What the task requires → Show all lines from the listing below that contain "purchased".
## Start
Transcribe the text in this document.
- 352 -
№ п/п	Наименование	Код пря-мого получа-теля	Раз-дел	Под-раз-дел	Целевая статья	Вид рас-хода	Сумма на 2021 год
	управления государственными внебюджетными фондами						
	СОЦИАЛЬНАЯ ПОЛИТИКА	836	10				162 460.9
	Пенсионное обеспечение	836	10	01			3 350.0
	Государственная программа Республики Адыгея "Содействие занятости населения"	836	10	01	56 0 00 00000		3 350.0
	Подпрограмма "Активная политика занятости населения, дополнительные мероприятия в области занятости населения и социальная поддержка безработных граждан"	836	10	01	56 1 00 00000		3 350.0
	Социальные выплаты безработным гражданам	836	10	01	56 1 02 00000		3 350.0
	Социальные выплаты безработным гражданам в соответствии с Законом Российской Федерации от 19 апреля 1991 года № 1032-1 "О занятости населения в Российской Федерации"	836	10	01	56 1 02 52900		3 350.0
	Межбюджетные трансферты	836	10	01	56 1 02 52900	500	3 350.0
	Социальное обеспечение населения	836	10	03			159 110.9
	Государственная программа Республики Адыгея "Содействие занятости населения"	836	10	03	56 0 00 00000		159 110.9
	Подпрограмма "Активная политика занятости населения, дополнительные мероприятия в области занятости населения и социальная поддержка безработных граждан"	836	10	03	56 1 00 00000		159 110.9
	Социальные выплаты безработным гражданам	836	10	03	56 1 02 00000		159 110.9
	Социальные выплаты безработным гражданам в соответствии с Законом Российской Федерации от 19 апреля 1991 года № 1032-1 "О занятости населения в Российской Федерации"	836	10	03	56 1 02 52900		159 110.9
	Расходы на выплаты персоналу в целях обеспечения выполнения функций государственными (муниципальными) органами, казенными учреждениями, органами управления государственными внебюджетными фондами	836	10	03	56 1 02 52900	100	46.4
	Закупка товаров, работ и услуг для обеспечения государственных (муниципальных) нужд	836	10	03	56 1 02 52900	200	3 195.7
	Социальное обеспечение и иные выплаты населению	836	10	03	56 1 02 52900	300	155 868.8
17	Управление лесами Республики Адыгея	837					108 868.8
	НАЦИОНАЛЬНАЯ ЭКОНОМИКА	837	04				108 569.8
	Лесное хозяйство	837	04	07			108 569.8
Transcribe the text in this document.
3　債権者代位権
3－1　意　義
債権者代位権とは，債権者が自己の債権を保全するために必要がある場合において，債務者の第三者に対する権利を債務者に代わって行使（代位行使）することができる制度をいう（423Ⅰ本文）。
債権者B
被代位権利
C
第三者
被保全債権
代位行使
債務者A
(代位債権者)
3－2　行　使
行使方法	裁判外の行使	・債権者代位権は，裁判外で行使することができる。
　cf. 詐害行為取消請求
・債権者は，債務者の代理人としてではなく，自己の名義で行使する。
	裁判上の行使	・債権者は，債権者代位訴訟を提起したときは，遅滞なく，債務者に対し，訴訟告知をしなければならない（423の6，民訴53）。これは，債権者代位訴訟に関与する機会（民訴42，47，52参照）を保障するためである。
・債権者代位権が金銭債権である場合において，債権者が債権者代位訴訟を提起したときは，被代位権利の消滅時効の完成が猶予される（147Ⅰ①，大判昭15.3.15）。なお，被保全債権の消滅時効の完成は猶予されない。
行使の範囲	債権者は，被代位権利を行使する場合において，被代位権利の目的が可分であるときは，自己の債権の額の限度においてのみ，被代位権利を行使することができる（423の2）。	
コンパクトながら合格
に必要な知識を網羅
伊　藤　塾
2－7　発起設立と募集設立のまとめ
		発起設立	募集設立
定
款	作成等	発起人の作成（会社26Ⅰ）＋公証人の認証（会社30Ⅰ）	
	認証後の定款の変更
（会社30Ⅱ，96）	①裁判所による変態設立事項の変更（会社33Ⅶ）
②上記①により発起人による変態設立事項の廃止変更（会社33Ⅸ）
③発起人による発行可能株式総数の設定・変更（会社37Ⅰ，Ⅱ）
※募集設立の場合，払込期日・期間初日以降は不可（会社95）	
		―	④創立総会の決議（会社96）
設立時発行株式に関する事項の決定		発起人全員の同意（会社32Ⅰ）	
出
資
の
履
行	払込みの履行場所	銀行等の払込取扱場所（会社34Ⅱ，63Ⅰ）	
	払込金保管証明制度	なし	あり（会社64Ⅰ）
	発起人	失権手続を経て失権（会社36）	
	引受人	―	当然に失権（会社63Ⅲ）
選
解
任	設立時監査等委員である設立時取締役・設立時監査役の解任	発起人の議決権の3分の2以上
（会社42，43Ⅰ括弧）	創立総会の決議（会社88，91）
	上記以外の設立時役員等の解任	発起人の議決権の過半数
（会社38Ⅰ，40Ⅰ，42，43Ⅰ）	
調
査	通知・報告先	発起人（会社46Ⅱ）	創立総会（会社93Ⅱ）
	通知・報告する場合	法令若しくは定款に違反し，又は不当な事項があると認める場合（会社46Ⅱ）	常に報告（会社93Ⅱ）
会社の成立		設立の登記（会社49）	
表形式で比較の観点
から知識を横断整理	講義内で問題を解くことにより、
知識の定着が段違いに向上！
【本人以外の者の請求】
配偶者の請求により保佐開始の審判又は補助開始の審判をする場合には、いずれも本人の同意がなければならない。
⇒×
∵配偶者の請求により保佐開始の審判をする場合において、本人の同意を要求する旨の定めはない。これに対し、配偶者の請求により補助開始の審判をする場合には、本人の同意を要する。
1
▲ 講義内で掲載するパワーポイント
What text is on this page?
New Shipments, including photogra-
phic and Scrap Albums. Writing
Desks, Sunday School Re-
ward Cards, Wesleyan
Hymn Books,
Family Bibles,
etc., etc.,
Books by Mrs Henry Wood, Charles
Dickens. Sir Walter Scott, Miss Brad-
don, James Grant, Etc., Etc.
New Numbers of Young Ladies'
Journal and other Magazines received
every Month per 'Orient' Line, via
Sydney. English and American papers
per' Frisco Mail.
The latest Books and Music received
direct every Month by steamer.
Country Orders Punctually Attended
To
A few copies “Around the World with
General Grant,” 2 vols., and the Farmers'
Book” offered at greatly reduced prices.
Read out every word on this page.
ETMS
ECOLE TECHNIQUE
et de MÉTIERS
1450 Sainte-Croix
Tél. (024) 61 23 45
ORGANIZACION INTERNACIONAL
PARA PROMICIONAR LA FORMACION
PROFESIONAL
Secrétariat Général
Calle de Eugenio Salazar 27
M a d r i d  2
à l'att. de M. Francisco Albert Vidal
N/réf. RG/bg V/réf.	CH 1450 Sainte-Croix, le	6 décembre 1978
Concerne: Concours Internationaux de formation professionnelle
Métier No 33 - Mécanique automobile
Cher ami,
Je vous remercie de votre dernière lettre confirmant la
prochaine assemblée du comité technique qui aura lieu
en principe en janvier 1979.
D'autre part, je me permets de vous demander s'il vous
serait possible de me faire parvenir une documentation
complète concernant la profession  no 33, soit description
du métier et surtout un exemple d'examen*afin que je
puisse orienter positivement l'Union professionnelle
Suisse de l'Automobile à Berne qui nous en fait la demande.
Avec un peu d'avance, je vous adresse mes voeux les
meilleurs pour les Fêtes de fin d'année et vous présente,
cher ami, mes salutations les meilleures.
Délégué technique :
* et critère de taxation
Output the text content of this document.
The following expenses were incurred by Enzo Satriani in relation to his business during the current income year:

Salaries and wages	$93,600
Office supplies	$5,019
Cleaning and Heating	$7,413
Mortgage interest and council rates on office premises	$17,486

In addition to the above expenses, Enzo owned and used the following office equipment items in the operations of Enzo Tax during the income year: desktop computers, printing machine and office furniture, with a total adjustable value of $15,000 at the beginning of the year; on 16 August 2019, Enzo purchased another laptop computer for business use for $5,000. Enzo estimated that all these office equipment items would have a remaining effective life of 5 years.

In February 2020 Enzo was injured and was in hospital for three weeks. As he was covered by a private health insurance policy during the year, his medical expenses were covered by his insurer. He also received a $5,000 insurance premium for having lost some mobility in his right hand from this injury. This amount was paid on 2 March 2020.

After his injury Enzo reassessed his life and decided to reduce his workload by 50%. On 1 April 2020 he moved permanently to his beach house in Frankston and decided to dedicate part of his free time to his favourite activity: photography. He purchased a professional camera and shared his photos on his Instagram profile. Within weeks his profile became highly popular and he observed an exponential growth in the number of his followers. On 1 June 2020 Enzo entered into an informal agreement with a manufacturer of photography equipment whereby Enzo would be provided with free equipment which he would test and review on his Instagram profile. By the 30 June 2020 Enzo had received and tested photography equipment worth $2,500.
## End
The output →
In addition to the above expenses, Enzo owned and used the following office equipment items in the operations of Enzo Tax during the income year: desktop computers, printing machine and office furniture, with a total adjustable value of $15,000 at the beginning of the year; on 16 August 2019, Enzo purchased another laptop computer for business use for $5,000. Enzo estimated that all these office equipment items would have a remaining effective life of 5 years.
After his injury Enzo reassessed his life and decided to reduce his workload by 50%. On 1 April 2020 he moved permanently to his beach house in Frankston and decided to dedicate part of his free time to his favourite activity: photography. He purchased a professional camera and shared his photos on his Instagram profile. Within weeks his profile became highly popular and he observed an exponential growth in the number of his followers. On 1 June 2020 Enzo entered into an informal agreement with a manufacturer of photography equipment whereby Enzo would be provided with free equipment which he would test and review on his Instagram profile. By the 30 June 2020 Enzo had received and tested photography equipment worth $2,500.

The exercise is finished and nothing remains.